JOB: Nothing but the lines from the one containing "Transcribe the text in this document." through the last line should be written out, please, exactly as they stand.

AVAILABLE RECORDS:
• • • • •

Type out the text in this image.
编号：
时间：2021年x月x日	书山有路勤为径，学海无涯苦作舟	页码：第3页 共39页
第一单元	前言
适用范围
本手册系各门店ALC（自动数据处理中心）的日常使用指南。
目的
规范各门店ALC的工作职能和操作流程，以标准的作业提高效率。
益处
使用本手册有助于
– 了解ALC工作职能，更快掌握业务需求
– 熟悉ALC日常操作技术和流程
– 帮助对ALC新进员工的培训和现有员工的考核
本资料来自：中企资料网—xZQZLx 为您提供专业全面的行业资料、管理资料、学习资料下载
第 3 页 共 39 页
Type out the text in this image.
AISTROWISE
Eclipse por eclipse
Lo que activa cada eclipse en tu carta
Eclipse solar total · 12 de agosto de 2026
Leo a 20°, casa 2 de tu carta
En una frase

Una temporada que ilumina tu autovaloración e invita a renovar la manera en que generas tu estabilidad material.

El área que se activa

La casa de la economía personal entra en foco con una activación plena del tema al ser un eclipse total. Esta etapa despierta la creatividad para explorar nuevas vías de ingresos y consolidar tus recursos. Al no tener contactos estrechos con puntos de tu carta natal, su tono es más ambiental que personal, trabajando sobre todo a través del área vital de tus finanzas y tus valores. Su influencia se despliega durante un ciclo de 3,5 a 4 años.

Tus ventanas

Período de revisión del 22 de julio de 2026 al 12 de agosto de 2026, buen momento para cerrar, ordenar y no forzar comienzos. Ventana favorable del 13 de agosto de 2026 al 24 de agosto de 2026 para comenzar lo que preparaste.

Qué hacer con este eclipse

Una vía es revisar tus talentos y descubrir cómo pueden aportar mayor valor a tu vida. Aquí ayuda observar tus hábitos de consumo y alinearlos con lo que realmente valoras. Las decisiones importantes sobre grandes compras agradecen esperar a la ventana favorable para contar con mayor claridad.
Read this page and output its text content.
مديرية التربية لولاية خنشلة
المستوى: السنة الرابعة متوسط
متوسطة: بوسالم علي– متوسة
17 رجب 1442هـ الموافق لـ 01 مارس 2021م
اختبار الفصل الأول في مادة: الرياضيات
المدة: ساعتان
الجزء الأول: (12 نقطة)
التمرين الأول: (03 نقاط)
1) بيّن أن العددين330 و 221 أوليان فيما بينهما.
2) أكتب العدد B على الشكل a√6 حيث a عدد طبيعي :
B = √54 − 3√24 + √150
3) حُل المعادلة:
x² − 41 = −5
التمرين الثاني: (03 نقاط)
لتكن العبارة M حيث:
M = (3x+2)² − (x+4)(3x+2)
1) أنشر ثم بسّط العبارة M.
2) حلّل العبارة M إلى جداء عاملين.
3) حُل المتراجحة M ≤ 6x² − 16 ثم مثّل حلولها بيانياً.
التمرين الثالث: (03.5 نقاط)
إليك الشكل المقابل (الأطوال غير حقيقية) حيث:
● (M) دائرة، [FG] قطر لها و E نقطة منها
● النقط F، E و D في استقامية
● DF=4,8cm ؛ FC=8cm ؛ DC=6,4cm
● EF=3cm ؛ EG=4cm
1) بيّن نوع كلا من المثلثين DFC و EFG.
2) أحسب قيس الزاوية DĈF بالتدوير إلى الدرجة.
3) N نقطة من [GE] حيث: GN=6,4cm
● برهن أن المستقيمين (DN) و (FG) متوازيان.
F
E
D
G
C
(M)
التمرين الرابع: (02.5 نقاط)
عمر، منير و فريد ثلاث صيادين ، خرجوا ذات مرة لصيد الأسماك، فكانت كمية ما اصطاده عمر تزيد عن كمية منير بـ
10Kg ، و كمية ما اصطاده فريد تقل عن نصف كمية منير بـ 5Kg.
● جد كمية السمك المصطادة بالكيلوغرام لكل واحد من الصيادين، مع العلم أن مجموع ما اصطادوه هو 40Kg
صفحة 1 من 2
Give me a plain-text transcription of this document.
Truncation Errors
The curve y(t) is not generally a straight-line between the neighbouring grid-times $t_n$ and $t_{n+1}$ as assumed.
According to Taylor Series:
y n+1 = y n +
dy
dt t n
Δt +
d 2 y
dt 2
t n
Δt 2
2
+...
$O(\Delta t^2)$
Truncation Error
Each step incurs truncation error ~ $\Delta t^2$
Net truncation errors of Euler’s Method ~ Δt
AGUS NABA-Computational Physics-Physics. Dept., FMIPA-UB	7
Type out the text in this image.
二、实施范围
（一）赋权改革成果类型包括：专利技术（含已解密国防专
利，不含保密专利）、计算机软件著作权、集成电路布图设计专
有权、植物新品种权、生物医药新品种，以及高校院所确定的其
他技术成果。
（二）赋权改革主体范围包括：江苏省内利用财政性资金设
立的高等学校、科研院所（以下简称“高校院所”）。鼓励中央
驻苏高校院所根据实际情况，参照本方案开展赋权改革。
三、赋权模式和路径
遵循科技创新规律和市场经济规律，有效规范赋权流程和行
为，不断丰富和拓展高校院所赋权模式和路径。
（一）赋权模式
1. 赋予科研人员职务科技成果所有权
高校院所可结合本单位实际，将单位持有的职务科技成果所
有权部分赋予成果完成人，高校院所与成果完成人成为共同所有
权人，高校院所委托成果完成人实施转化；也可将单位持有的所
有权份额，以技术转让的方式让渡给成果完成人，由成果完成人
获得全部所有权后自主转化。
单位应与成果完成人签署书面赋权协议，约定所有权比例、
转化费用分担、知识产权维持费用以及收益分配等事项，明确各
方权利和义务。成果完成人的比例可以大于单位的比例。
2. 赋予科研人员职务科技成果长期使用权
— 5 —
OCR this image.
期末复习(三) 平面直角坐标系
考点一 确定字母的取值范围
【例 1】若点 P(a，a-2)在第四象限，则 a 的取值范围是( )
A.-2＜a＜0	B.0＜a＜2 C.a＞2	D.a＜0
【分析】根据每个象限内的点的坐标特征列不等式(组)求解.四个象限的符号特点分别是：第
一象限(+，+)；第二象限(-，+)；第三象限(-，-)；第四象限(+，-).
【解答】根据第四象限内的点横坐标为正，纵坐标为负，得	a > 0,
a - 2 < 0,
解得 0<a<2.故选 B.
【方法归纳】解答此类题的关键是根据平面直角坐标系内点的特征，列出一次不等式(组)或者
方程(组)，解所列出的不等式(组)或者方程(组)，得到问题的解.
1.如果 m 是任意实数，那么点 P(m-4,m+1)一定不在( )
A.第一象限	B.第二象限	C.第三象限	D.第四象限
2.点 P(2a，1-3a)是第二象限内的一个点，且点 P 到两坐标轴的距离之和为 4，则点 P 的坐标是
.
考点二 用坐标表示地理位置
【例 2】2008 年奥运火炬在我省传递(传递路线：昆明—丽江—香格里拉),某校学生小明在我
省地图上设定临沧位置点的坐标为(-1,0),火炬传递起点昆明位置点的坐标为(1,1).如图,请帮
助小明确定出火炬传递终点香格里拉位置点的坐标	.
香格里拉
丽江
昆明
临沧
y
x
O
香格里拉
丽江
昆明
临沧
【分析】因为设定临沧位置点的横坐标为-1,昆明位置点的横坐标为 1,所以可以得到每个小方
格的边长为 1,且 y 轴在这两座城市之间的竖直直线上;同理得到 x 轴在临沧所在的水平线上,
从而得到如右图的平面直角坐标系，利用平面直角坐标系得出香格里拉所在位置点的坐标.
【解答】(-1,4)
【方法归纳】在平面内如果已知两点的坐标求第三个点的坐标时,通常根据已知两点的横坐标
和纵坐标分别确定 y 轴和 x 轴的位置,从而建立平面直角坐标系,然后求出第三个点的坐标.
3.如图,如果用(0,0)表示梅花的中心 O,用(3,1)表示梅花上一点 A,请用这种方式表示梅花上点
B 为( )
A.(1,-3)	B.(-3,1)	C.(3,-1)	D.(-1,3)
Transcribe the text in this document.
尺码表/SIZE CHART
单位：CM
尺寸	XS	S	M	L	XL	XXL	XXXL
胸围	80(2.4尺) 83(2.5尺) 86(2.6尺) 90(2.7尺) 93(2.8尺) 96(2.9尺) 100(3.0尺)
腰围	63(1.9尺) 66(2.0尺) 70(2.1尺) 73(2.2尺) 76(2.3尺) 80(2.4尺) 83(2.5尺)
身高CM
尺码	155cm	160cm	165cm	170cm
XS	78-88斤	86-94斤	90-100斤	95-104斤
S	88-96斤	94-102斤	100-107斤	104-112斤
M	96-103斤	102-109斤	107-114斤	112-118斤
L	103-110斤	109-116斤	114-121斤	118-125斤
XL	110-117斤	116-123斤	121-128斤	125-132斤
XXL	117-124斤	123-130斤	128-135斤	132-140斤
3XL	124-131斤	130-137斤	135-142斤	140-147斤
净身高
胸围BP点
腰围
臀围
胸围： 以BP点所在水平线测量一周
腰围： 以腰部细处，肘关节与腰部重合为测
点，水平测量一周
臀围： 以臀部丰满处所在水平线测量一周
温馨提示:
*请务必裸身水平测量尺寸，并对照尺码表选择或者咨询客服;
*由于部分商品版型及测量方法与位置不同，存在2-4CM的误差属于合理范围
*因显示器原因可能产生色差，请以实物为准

• • • • •

RESPONSE TO THE TASK:
Transcribe the text in this document.
尺码表/SIZE CHART
单位：CM
尺寸	XS	S	M	L	XL	XXL	XXXL
胸围	80(2.4尺) 83(2.5尺) 86(2.6尺) 90(2.7尺) 93(2.8尺) 96(2.9尺) 100(3.0尺)
腰围	63(1.9尺) 66(2.0尺) 70(2.1尺) 73(2.2尺) 76(2.3尺) 80(2.4尺) 83(2.5尺)
身高CM
尺码	155cm	160cm	165cm	170cm
XS	78-88斤	86-94斤	90-100斤	95-104斤
S	88-96斤	94-102斤	100-107斤	104-112斤
M	96-103斤	102-109斤	107-114斤	112-118斤
L	103-110斤	109-116斤	114-121斤	118-125斤
XL	110-117斤	116-123斤	121-128斤	125-132斤
XXL	117-124斤	123-130斤	128-135斤	132-140斤
3XL	124-131斤	130-137斤	135-142斤	140-147斤
净身高
胸围BP点
腰围
臀围
胸围： 以BP点所在水平线测量一周
腰围： 以腰部细处，肘关节与腰部重合为测
点，水平测量一周
臀围： 以臀部丰满处所在水平线测量一周
温馨提示:
*请务必裸身水平测量尺寸，并对照尺码表选择或者咨询客服;
*由于部分商品版型及测量方法与位置不同，存在2-4CM的误差属于合理范围
*因显示器原因可能产生色差，请以实物为准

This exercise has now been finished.